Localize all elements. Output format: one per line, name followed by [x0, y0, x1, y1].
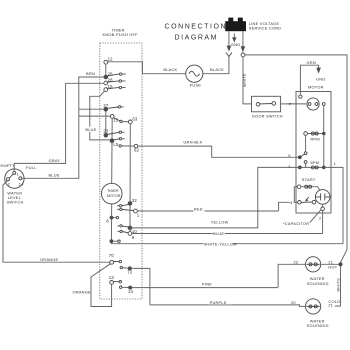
svg-text:14: 14: [128, 289, 134, 294]
wire rpm left down to speed contact: [305, 135, 307, 151]
wire purple into cold 20: [150, 305, 306, 307]
wire chevron to fuse, BLACK: [203, 57, 229, 74]
title CONNECTION DIAGRAM: [165, 24, 228, 42]
svg-text:MOTOR: MOTOR: [308, 85, 324, 90]
svg-text:62: 62: [134, 148, 140, 153]
svg-text:CONNECTION: CONNECTION: [165, 24, 228, 31]
svg-text:PURPLE: PURPLE: [210, 300, 227, 305]
capacitor bottom terminal 2: [321, 207, 325, 211]
wire motor 1 to white-yellow riser: [325, 167, 343, 243]
svg-text:SOLENOID: SOLENOID: [307, 323, 329, 328]
timer terminal 63: [128, 117, 138, 124]
motor ground symbol GRN: [300, 60, 325, 95]
label PINK: [202, 282, 214, 287]
wire motor terminal down: [323, 105, 325, 133]
wire blue from switch 14: [22, 77, 104, 178]
wire contact to 72: [123, 267, 129, 270]
wire white top run: [245, 55, 347, 250]
speed switch contacts: [304, 152, 307, 155]
contact 14: [120, 286, 122, 288]
speed switch arm from 5: [298, 156, 301, 159]
timer terminal 15: [104, 84, 126, 91]
wire fuse to timer 12: [107, 62, 185, 74]
motor box U1: [296, 92, 331, 214]
svg-text:RPM: RPM: [311, 136, 320, 141]
svg-text:SOLENOID: SOLENOID: [307, 281, 329, 286]
svg-text:BRN: BRN: [86, 71, 95, 76]
label BLUE mid: [213, 231, 225, 236]
svg-text:KNOB-PUSH OFF: KNOB-PUSH OFF: [103, 32, 139, 37]
wire 32 bus down: [129, 205, 131, 231]
svg-text:72: 72: [127, 270, 133, 275]
line voltage service cord plug: [225, 18, 281, 32]
wire branch to T5: [79, 115, 111, 117]
label YELLOW: [210, 220, 229, 225]
svg-text:BLACK: BLACK: [210, 67, 224, 72]
svg-text:14: 14: [19, 181, 24, 186]
label 4: [290, 200, 294, 205]
timer terminal T5: [110, 115, 122, 123]
wire T5 down to L5: [111, 118, 113, 139]
svg-text:BLACK: BLACK: [163, 67, 177, 72]
svg-text:MOTOR: MOTOR: [107, 194, 121, 198]
svg-text:13: 13: [109, 275, 115, 280]
wire white-yellow: [111, 243, 343, 244]
start switch: [298, 197, 316, 204]
svg-text:EMPTY: EMPTY: [1, 163, 16, 168]
wire start bracket to 4: [294, 187, 297, 203]
timer box dashed: [100, 43, 142, 299]
cold water solenoid L2: [306, 299, 329, 328]
wire contact to 62: [121, 145, 134, 147]
label RED: [194, 207, 205, 212]
timer terminal 32: [117, 198, 137, 207]
contact 72: [120, 266, 122, 268]
RPM winding row: [304, 132, 325, 142]
wire timer motor down: [110, 204, 112, 241]
connector chevron: [226, 53, 232, 57]
timer terminal 62: [134, 144, 140, 152]
svg-text:BLUE: BLUE: [213, 231, 224, 236]
svg-text:23: 23: [103, 128, 109, 133]
svg-text:FUSE: FUSE: [190, 83, 202, 88]
svg-text:YELLOW: YELLOW: [211, 220, 229, 225]
timer terminal 26: [104, 72, 126, 79]
timer terminal 70: [109, 253, 122, 264]
wire rpm right bus: [323, 135, 325, 166]
wire white node down to cold: [334, 266, 341, 306]
svg-text:GND: GND: [316, 77, 325, 82]
svg-text:2: 2: [319, 216, 321, 221]
svg-text:8: 8: [106, 218, 109, 223]
wire red into 4: [279, 202, 298, 211]
wire red to motor 4: [137, 210, 278, 212]
timer terminal 12: [104, 57, 113, 65]
wire blue link 15 to L5: [90, 91, 111, 140]
wire gray from switch 1: [14, 83, 104, 171]
wire orange from switch 2: [3, 181, 110, 263]
water level switch S2: [5, 169, 25, 204]
svg-text:32: 32: [132, 198, 138, 203]
timer terminal 72: [127, 267, 133, 275]
svg-text:*CAPACITOR: *CAPACITOR: [283, 221, 309, 226]
wire yellow: [132, 167, 300, 228]
svg-text:27: 27: [103, 103, 109, 108]
svg-text:GRN: GRN: [307, 60, 316, 65]
svg-text:L5: L5: [113, 142, 119, 147]
wire white slant to solenoid node: [341, 250, 348, 263]
svg-text:SWITCH: SWITCH: [7, 199, 24, 204]
svg-text:FULL: FULL: [26, 165, 37, 170]
wire branch to 27: [79, 108, 104, 110]
svg-text:P: P: [289, 102, 292, 107]
svg-text:ORANGE: ORANGE: [40, 257, 59, 262]
wire white down to door switch: [243, 57, 252, 104]
svg-text:PINK: PINK: [202, 282, 212, 287]
grn-blk contact: [119, 145, 121, 147]
svg-text:HOT: HOT: [328, 265, 337, 270]
START winding: [297, 177, 319, 190]
svg-text:DOOR SWITCH: DOOR SWITCH: [252, 113, 283, 118]
svg-text:1: 1: [334, 161, 336, 166]
wire L5 down to timer motor: [111, 143, 113, 184]
wire grn-blk to motor 5: [138, 146, 298, 157]
motor right terminal: [322, 103, 325, 106]
wire 27 down to 23: [105, 111, 107, 133]
svg-text:6PM: 6PM: [311, 160, 320, 165]
svg-text:TIMER: TIMER: [107, 189, 119, 193]
label 21 cold: [328, 303, 335, 308]
timer terminal 28: [104, 78, 126, 85]
svg-text:WHITE: WHITE: [335, 278, 340, 292]
wire T5 contact to 63: [122, 121, 129, 123]
svg-text:3: 3: [288, 164, 290, 169]
label GRN-BLK: [183, 139, 205, 144]
svg-text:70: 70: [109, 253, 115, 258]
svg-text:SERVICE CORD: SERVICE CORD: [249, 26, 282, 31]
label BLUE link: [85, 127, 97, 132]
wire contact to 14: [122, 286, 129, 288]
main winding row: [298, 166, 325, 169]
svg-text:START: START: [302, 177, 316, 182]
wire 63 down to 32: [129, 124, 131, 202]
svg-text:WHITE-YELLOW: WHITE-YELLOW: [204, 241, 237, 246]
gnd arrow at plug: [231, 34, 240, 48]
capacitor C1: [315, 190, 330, 205]
svg-text:DIAGRAM: DIAGRAM: [175, 35, 219, 42]
svg-text:1: 1: [137, 212, 140, 217]
svg-text:GRN-BLK: GRN-BLK: [183, 139, 202, 144]
wire 12 down to 26: [105, 64, 107, 75]
timer terminal 10 yellow: [117, 225, 137, 235]
svg-text:ORANGE: ORANGE: [73, 289, 92, 294]
hot water solenoid L1: [306, 257, 329, 286]
node white solenoid junction: [339, 263, 342, 266]
label PURPLE: [209, 300, 231, 305]
svg-text:1: 1: [17, 171, 19, 176]
svg-text:BLUE: BLUE: [49, 172, 60, 177]
wire pink riser to hot 22: [278, 264, 305, 287]
timer motor M1: [101, 183, 122, 204]
svg-text:21: 21: [328, 303, 333, 308]
svg-text:RED: RED: [194, 207, 203, 212]
timer terminal 13: [109, 275, 122, 284]
svg-text:GRAY: GRAY: [49, 158, 61, 163]
wire blue to capacitor: [132, 233, 323, 235]
wire capacitor to blue: [322, 211, 324, 234]
wire plug left pin down: [228, 31, 230, 46]
timer terminal 27: [103, 103, 123, 111]
wire door switch to motor P: [281, 103, 306, 105]
timer terminal 9 blue: [117, 230, 134, 240]
timer terminal L5: [110, 138, 125, 148]
label WHITE-YELLOW: [204, 241, 238, 246]
wire orange link 70 to 13: [91, 264, 112, 307]
svg-text:63: 63: [132, 117, 138, 122]
timer terminal 23: [103, 128, 124, 137]
arrowhead right pin: [241, 47, 244, 52]
svg-text:20: 20: [291, 300, 296, 305]
timer terminal red 1: [117, 208, 140, 217]
wire plug right pin down: [242, 31, 244, 47]
junction 8: [106, 216, 118, 223]
junction timer motor bottom: [110, 240, 120, 243]
arrowhead left pin: [227, 46, 230, 51]
door switch S1: [252, 96, 283, 118]
node white junction: [241, 53, 245, 57]
motor winding circle: [307, 98, 319, 110]
timer terminal 14: [128, 286, 134, 294]
svg-text:WHITE: WHITE: [242, 73, 247, 87]
wire 72 to purple: [131, 268, 150, 305]
svg-text:22: 22: [294, 260, 299, 265]
wire hot 21 to white node: [321, 263, 339, 265]
svg-text:12: 12: [108, 57, 114, 62]
svg-text:BLUE: BLUE: [85, 127, 96, 132]
wire pink to hot solenoid: [132, 287, 278, 289]
motor gnd terminal: [299, 95, 302, 98]
svg-text:GND: GND: [231, 42, 240, 47]
svg-text:2: 2: [8, 181, 10, 186]
fuse F1: [186, 65, 203, 88]
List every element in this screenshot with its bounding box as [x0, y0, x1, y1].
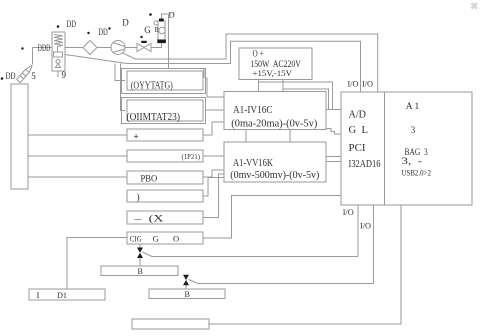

^^^^

#### Problem description
Render the lines from the line with "svg-text:14: 14: [128, 289, 134, 294]" to the line with "label PINK: [202, 282, 214, 287]", both included, as a JSON list of strings, one string per line, leaving out blank lines.

#### Solution to the exercise
[
  "svg-text:14: 14: [128, 289, 134, 294]",
  "wire rpm left down to speed contact: [305, 135, 307, 151]",
  "wire purple into cold 20: [150, 305, 306, 307]",
  "wire chevron to fuse, BLACK: [203, 57, 229, 74]",
  "title CONNECTION DIAGRAM: [165, 24, 228, 42]",
  "svg-text:MOTOR: MOTOR: [308, 85, 324, 90]",
  "svg-text:62: 62: [134, 148, 140, 153]",
  "svg-text:CONNECTION: CONNECTION: [165, 24, 228, 31]",
  "svg-text:PURPLE: PURPLE: [210, 300, 227, 305]",
  "capacitor bottom terminal 2: [321, 207, 325, 211]",
  "wire motor 1 to white-yellow riser: [325, 167, 343, 243]",
  "svg-text:SOLENOID: SOLENOID: [307, 323, 329, 328]",
  "timer terminal 63: [128, 117, 138, 124]",
  "motor ground symbol GRN: [300, 60, 325, 95]",
  "label PINK: [202, 282, 214, 287]"
]